Problem to work on
Make an exact copy of the listing below.

--- BEGIN ---

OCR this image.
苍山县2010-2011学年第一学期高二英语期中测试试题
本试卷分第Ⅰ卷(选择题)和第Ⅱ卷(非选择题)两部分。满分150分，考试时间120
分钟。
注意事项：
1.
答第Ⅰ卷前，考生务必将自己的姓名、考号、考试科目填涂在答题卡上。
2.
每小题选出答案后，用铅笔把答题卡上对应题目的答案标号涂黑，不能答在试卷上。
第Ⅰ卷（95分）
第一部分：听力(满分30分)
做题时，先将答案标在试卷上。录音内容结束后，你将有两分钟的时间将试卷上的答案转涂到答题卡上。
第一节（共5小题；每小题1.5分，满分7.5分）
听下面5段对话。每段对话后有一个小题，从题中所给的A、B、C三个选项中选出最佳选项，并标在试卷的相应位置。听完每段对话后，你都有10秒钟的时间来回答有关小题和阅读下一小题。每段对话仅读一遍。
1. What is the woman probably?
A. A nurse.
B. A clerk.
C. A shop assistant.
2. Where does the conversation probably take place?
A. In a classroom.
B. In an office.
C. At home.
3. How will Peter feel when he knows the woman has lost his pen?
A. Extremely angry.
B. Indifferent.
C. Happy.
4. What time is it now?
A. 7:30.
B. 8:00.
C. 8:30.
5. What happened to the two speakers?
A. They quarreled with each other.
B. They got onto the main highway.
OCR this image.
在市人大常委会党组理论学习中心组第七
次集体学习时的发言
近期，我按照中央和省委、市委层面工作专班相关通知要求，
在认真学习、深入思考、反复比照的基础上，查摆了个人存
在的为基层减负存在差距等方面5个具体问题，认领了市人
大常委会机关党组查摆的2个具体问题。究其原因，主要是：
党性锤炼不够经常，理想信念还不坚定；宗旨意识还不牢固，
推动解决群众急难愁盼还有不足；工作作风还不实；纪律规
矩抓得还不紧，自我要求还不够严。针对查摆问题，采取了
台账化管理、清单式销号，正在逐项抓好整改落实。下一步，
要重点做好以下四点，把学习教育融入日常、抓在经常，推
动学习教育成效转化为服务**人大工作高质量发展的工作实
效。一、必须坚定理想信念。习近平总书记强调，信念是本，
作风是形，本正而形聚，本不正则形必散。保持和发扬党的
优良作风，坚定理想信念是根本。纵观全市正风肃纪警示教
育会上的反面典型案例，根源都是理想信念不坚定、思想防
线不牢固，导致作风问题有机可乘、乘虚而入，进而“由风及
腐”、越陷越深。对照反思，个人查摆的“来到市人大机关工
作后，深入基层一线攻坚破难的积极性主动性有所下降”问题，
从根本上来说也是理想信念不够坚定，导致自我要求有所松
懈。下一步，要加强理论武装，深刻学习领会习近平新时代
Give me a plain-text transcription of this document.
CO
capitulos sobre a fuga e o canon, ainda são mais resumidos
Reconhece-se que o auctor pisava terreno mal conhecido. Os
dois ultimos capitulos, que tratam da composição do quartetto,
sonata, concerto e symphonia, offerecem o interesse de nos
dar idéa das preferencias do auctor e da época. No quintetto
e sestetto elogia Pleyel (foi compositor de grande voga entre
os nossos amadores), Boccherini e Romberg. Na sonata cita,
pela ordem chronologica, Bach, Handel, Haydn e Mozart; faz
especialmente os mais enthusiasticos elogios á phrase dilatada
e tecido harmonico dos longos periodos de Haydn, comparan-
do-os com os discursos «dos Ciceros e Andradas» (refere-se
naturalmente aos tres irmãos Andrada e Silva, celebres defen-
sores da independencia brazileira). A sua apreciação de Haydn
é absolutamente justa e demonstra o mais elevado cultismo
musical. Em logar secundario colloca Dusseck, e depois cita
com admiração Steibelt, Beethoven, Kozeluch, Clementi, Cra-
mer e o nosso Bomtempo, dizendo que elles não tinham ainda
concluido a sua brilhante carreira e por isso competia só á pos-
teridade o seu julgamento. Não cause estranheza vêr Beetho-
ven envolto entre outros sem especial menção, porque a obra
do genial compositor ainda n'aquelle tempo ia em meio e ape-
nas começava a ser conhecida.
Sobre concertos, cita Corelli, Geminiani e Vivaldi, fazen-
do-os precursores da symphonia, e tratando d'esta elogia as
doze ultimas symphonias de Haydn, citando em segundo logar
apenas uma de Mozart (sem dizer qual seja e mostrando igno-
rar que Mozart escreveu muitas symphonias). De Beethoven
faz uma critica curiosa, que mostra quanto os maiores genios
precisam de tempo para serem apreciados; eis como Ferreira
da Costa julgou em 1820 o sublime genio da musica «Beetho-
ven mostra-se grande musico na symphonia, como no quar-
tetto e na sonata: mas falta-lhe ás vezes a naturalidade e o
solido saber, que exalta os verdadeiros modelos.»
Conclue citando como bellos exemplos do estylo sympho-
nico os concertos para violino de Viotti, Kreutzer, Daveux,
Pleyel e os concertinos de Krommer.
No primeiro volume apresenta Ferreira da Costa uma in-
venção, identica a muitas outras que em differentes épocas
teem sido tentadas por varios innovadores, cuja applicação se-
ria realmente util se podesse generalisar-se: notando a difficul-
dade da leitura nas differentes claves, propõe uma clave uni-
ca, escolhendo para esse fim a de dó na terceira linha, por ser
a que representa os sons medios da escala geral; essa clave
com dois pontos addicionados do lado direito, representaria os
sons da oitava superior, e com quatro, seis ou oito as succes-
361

--- END ---

Response
OCR this image.
苍山县2010-2011学年第一学期高二英语期中测试试题
本试卷分第Ⅰ卷(选择题)和第Ⅱ卷(非选择题)两部分。满分150分，考试时间120
分钟。
注意事项：
1.
答第Ⅰ卷前，考生务必将自己的姓名、考号、考试科目填涂在答题卡上。
2.
每小题选出答案后，用铅笔把答题卡上对应题目的答案标号涂黑，不能答在试卷上。
第Ⅰ卷（95分）
第一部分：听力(满分30分)
做题时，先将答案标在试卷上。录音内容结束后，你将有两分钟的时间将试卷上的答案转涂到答题卡上。
第一节（共5小题；每小题1.5分，满分7.5分）
听下面5段对话。每段对话后有一个小题，从题中所给的A、B、C三个选项中选出最佳选项，并标在试卷的相应位置。听完每段对话后，你都有10秒钟的时间来回答有关小题和阅读下一小题。每段对话仅读一遍。
1. What is the woman probably?
A. A nurse.
B. A clerk.
C. A shop assistant.
2. Where does the conversation probably take place?
A. In a classroom.
B. In an office.
C. At home.
3. How will Peter feel when he knows the woman has lost his pen?
A. Extremely angry.
B. Indifferent.
C. Happy.
4. What time is it now?
A. 7:30.
B. 8:00.
C. 8:30.
5. What happened to the two speakers?
A. They quarreled with each other.
B. They got onto the main highway.
OCR this image.
在市人大常委会党组理论学习中心组第七
次集体学习时的发言
近期，我按照中央和省委、市委层面工作专班相关通知要求，
在认真学习、深入思考、反复比照的基础上，查摆了个人存
在的为基层减负存在差距等方面5个具体问题，认领了市人
大常委会机关党组查摆的2个具体问题。究其原因，主要是：
党性锤炼不够经常，理想信念还不坚定；宗旨意识还不牢固，
推动解决群众急难愁盼还有不足；工作作风还不实；纪律规
矩抓得还不紧，自我要求还不够严。针对查摆问题，采取了
台账化管理、清单式销号，正在逐项抓好整改落实。下一步，
要重点做好以下四点，把学习教育融入日常、抓在经常，推
动学习教育成效转化为服务**人大工作高质量发展的工作实
效。一、必须坚定理想信念。习近平总书记强调，信念是本，
作风是形，本正而形聚，本不正则形必散。保持和发扬党的
优良作风，坚定理想信念是根本。纵观全市正风肃纪警示教
育会上的反面典型案例，根源都是理想信念不坚定、思想防
线不牢固，导致作风问题有机可乘、乘虚而入，进而“由风及
腐”、越陷越深。对照反思，个人查摆的“来到市人大机关工
作后，深入基层一线攻坚破难的积极性主动性有所下降”问题，
从根本上来说也是理想信念不够坚定，导致自我要求有所松
懈。下一步，要加强理论武装，深刻学习领会习近平新时代
Give me a plain-text transcription of this document.
CO
capitulos sobre a fuga e o canon, ainda são mais resumidos
Reconhece-se que o auctor pisava terreno mal conhecido. Os
dois ultimos capitulos, que tratam da composição do quartetto,
sonata, concerto e symphonia, offerecem o interesse de nos
dar idéa das preferencias do auctor e da época. No quintetto
e sestetto elogia Pleyel (foi compositor de grande voga entre
os nossos amadores), Boccherini e Romberg. Na sonata cita,
pela ordem chronologica, Bach, Handel, Haydn e Mozart; faz
especialmente os mais enthusiasticos elogios á phrase dilatada
e tecido harmonico dos longos periodos de Haydn, comparan-
do-os com os discursos «dos Ciceros e Andradas» (refere-se
naturalmente aos tres irmãos Andrada e Silva, celebres defen-
sores da independencia brazileira). A sua apreciação de Haydn
é absolutamente justa e demonstra o mais elevado cultismo
musical. Em logar secundario colloca Dusseck, e depois cita
com admiração Steibelt, Beethoven, Kozeluch, Clementi, Cra-
mer e o nosso Bomtempo, dizendo que elles não tinham ainda
concluido a sua brilhante carreira e por isso competia só á pos-
teridade o seu julgamento. Não cause estranheza vêr Beetho-
ven envolto entre outros sem especial menção, porque a obra
do genial compositor ainda n'aquelle tempo ia em meio e ape-
nas começava a ser conhecida.
Sobre concertos, cita Corelli, Geminiani e Vivaldi, fazen-
do-os precursores da symphonia, e tratando d'esta elogia as
doze ultimas symphonias de Haydn, citando em segundo logar
apenas uma de Mozart (sem dizer qual seja e mostrando igno-
rar que Mozart escreveu muitas symphonias). De Beethoven
faz uma critica curiosa, que mostra quanto os maiores genios
precisam de tempo para serem apreciados; eis como Ferreira
da Costa julgou em 1820 o sublime genio da musica «Beetho-
ven mostra-se grande musico na symphonia, como no quar-
tetto e na sonata: mas falta-lhe ás vezes a naturalidade e o
solido saber, que exalta os verdadeiros modelos.»
Conclue citando como bellos exemplos do estylo sympho-
nico os concertos para violino de Viotti, Kreutzer, Daveux,
Pleyel e os concertinos de Krommer.
No primeiro volume apresenta Ferreira da Costa uma in-
venção, identica a muitas outras que em differentes épocas
teem sido tentadas por varios innovadores, cuja applicação se-
ria realmente util se podesse generalisar-se: notando a difficul-
dade da leitura nas differentes claves, propõe uma clave uni-
ca, escolhendo para esse fim a de dó na terceira linha, por ser
a que representa os sons medios da escala geral; essa clave
com dois pontos addicionados do lado direito, representaria os
sons da oitava superior, e com quatro, seis ou oito as succes-
361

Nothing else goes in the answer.